▶ **PROBLEM REQUIREMENTS**
Using the listing beneath this task, count the lines with the word "page" and write only the result.

▶ **GIVEN INFORMATION**
begin
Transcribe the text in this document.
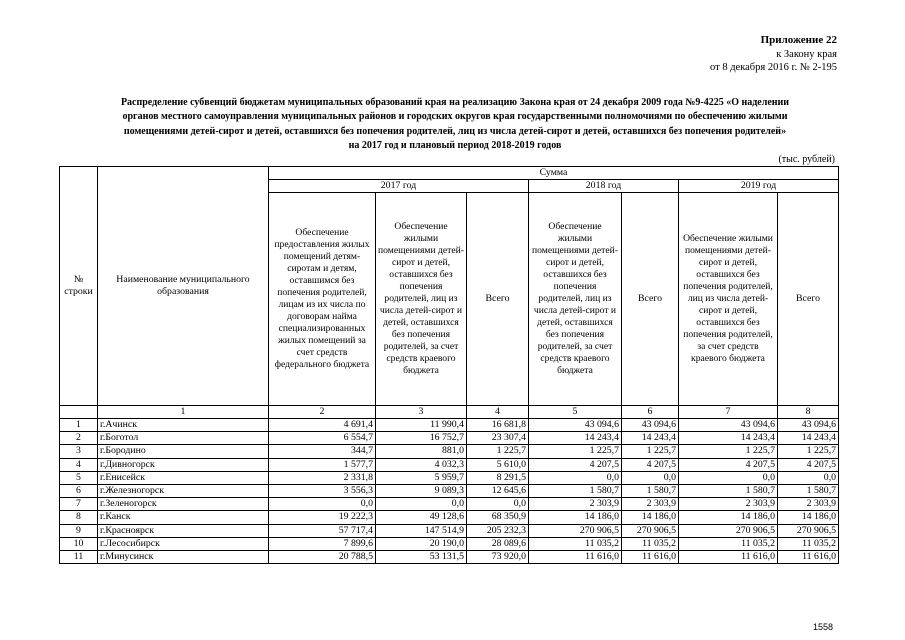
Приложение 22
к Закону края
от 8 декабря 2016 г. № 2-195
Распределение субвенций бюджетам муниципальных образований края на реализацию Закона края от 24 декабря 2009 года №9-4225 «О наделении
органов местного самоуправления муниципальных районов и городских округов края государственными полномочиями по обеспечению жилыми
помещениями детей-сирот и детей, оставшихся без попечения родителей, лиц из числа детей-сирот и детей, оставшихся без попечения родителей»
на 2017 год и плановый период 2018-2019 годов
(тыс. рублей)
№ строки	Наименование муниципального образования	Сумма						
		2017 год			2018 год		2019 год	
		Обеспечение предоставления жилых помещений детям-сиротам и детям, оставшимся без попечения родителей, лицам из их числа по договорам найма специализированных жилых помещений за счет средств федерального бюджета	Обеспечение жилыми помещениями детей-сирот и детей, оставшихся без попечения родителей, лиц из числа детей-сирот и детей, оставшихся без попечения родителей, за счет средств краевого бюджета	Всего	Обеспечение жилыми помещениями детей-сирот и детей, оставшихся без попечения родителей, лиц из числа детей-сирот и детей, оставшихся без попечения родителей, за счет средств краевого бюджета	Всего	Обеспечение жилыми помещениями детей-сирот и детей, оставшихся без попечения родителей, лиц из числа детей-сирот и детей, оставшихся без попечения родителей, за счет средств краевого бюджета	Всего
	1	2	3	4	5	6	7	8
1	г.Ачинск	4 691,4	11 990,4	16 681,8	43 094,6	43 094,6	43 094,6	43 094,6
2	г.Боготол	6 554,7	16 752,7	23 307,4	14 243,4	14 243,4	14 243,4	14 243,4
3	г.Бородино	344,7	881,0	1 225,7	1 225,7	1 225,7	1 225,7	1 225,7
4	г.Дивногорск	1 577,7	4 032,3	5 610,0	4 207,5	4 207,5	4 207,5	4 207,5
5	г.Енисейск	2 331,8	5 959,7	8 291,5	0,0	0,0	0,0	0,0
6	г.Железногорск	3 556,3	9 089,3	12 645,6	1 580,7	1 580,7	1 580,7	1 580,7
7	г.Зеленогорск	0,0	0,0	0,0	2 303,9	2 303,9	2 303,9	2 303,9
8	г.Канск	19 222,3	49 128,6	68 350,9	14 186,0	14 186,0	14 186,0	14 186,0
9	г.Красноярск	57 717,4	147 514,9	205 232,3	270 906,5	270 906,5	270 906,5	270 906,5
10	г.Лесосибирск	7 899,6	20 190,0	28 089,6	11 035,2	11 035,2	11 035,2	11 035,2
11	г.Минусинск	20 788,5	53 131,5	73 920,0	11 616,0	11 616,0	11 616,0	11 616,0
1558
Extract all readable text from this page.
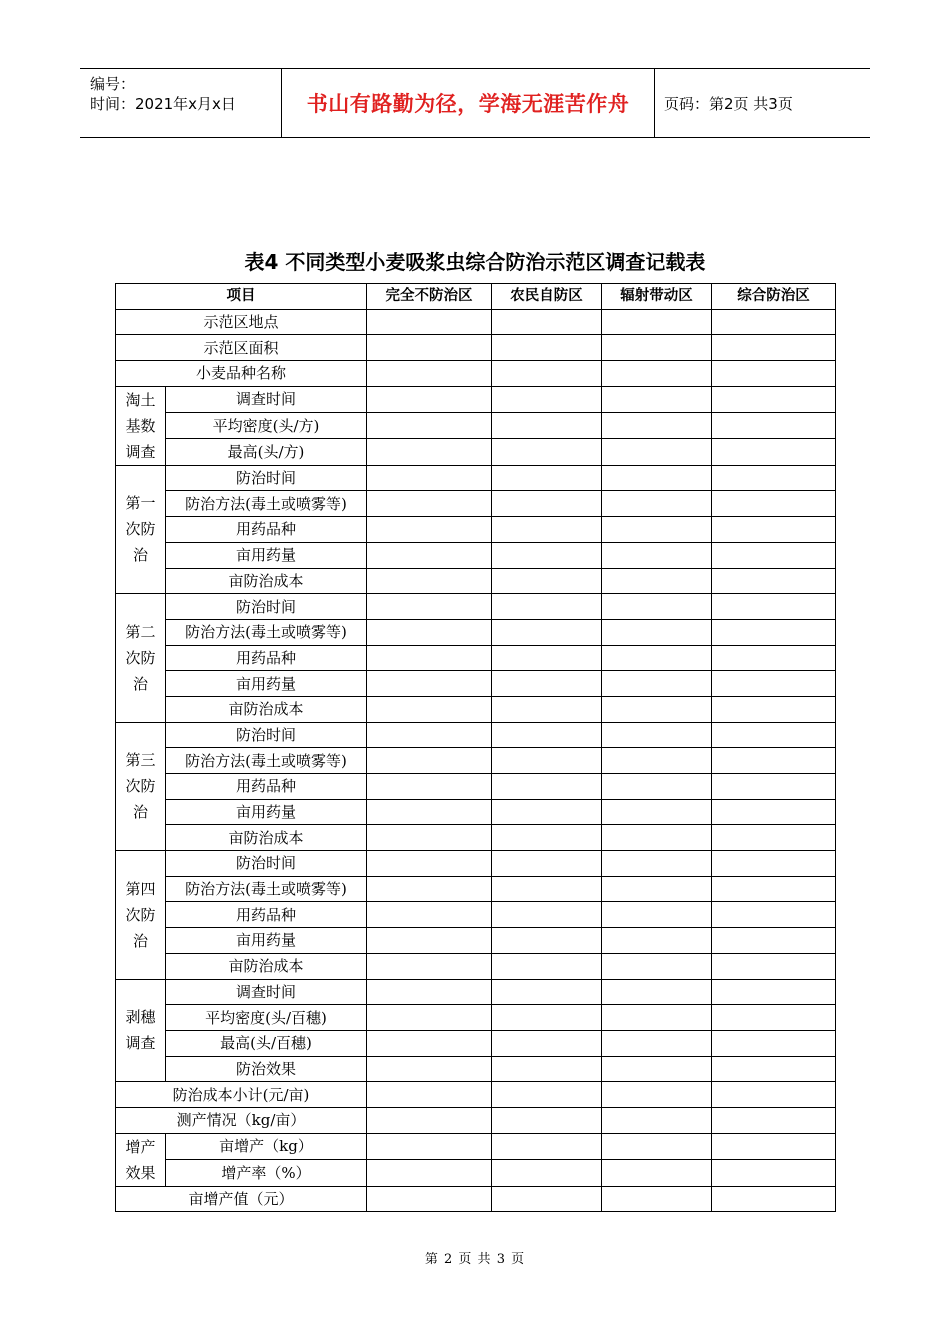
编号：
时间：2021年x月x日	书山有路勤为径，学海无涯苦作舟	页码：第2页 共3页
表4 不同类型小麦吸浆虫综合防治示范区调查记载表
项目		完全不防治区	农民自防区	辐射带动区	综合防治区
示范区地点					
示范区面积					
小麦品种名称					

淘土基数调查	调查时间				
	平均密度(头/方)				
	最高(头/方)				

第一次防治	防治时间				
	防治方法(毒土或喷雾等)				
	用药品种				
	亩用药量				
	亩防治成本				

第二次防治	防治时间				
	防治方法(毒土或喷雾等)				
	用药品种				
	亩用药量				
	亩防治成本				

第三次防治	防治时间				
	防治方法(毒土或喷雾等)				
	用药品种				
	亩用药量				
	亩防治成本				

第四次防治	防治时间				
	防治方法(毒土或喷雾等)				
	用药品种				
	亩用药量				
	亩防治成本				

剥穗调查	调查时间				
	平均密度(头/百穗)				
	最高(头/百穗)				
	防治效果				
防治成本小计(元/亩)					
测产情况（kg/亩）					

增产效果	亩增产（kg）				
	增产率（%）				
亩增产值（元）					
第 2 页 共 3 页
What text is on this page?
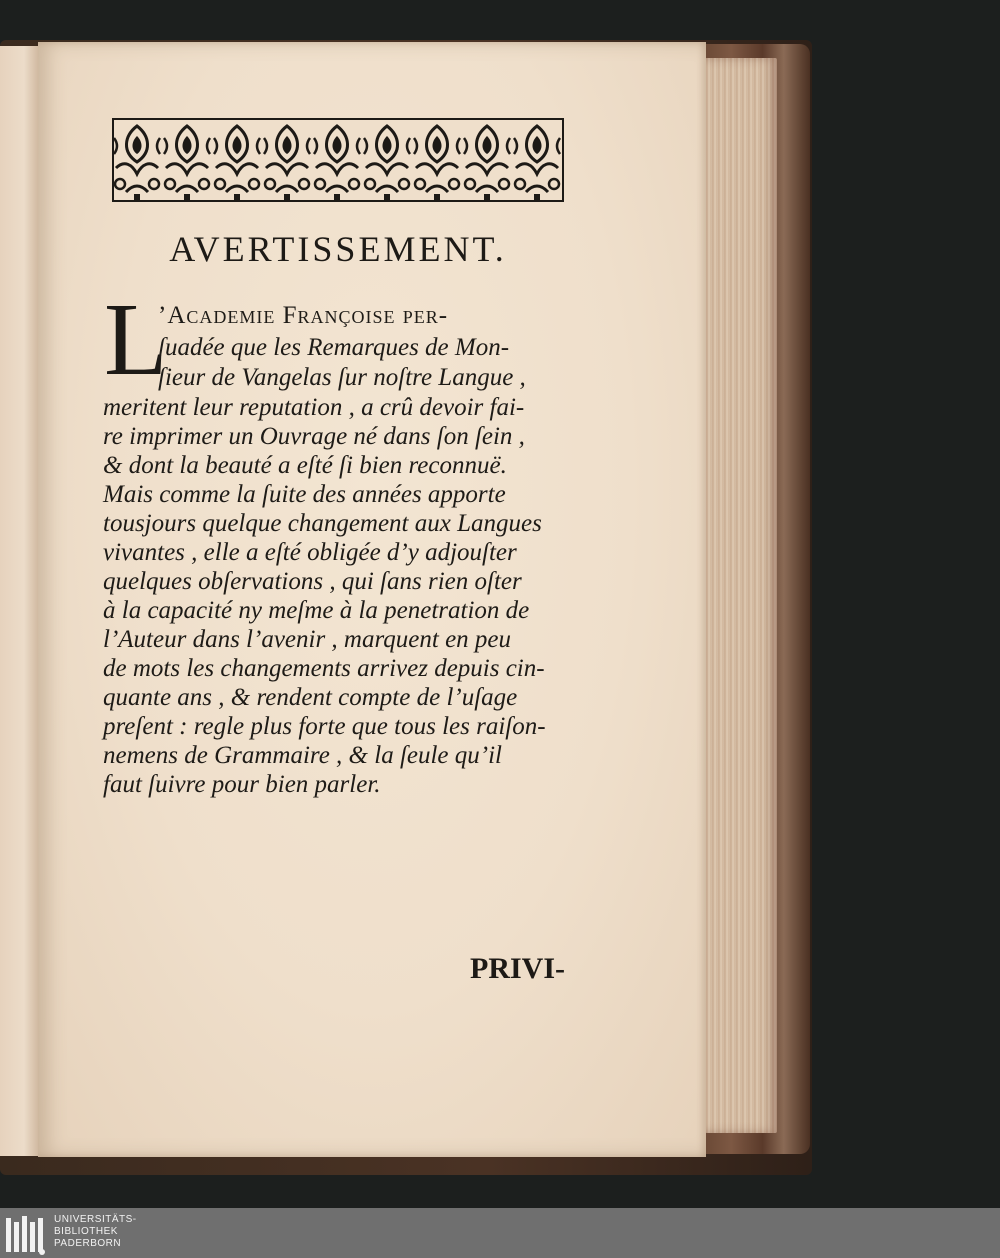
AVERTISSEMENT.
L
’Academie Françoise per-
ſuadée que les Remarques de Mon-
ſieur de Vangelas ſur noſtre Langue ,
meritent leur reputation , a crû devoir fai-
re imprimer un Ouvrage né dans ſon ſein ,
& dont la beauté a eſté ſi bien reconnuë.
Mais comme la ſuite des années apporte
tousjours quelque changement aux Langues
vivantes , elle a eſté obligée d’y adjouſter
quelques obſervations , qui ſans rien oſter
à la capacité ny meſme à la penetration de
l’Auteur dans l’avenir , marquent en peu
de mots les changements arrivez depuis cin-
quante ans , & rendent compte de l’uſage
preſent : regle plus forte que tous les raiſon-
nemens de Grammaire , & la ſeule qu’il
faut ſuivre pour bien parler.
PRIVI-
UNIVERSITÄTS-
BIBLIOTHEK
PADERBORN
end
▶ **WRITTEN RESPONSE**
2